Extracts from a graphics dataset:

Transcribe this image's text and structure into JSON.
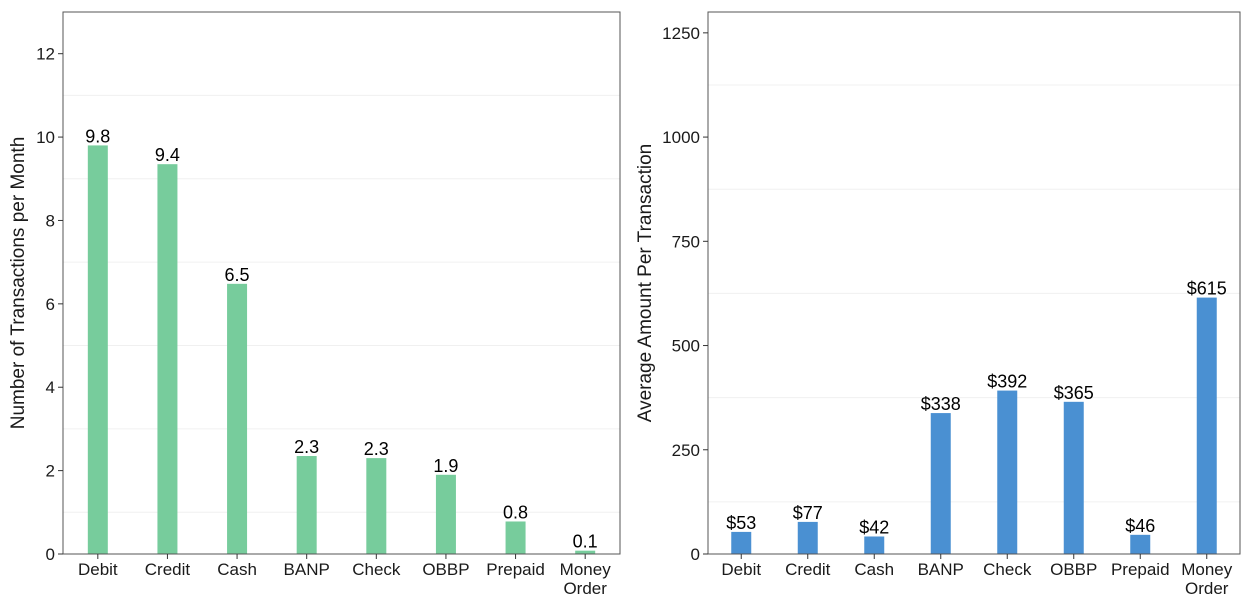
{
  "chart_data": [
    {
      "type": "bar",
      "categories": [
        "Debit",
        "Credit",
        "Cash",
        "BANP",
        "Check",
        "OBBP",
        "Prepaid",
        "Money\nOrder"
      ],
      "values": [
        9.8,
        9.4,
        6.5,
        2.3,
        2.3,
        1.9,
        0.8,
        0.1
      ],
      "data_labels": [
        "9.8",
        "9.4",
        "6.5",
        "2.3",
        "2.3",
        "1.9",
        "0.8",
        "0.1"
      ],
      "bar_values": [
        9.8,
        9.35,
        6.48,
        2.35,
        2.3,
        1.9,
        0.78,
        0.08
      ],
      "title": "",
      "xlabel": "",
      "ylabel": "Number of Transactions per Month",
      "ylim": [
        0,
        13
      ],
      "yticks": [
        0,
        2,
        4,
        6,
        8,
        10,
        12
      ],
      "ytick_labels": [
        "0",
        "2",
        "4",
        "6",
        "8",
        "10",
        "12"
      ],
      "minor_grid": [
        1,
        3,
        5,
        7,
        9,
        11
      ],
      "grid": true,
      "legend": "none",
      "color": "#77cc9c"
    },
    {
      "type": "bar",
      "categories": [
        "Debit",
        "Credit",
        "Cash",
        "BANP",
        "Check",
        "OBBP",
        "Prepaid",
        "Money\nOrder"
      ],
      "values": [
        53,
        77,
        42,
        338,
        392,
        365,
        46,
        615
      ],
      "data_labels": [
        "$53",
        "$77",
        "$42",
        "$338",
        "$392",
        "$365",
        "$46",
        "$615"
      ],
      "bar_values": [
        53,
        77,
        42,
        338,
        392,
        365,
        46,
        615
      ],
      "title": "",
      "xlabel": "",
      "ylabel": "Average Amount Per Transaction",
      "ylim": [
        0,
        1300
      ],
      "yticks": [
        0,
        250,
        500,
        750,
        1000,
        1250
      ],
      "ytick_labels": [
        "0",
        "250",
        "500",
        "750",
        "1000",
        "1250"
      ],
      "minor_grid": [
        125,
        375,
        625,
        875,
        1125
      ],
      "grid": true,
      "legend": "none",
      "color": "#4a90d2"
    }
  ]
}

...

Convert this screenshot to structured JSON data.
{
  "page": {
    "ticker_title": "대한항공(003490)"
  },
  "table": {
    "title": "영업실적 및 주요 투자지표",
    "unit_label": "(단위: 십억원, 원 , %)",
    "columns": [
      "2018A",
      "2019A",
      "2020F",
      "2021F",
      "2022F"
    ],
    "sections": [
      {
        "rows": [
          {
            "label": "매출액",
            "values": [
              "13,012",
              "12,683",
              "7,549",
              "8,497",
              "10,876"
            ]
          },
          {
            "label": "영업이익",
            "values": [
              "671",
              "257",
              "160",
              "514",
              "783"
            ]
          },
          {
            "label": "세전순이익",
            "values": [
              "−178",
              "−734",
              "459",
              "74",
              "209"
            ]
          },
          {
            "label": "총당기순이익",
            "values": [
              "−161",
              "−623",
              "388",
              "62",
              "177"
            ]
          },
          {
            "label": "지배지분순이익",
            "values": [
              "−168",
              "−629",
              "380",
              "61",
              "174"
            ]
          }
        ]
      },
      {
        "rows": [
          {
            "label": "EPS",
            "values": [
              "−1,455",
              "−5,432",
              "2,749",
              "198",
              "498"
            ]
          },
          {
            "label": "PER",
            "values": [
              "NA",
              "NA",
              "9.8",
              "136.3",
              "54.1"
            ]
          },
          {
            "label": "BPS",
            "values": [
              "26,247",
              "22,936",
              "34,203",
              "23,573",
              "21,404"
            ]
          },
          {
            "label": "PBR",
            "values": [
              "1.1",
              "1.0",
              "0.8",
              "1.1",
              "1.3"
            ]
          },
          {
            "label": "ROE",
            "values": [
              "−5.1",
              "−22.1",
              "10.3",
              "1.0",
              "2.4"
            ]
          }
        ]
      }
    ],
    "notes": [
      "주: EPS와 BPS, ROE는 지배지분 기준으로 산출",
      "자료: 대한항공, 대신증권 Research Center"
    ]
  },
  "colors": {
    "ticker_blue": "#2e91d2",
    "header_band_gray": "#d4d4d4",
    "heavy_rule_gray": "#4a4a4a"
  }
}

GIVEN PROBLEM:
Identify and copy the lines holding the word "this".

ANSWER FOR THE TASK:
Transcribe this image's text and structure into JSON.
Convert this screenshot to structured JSON data.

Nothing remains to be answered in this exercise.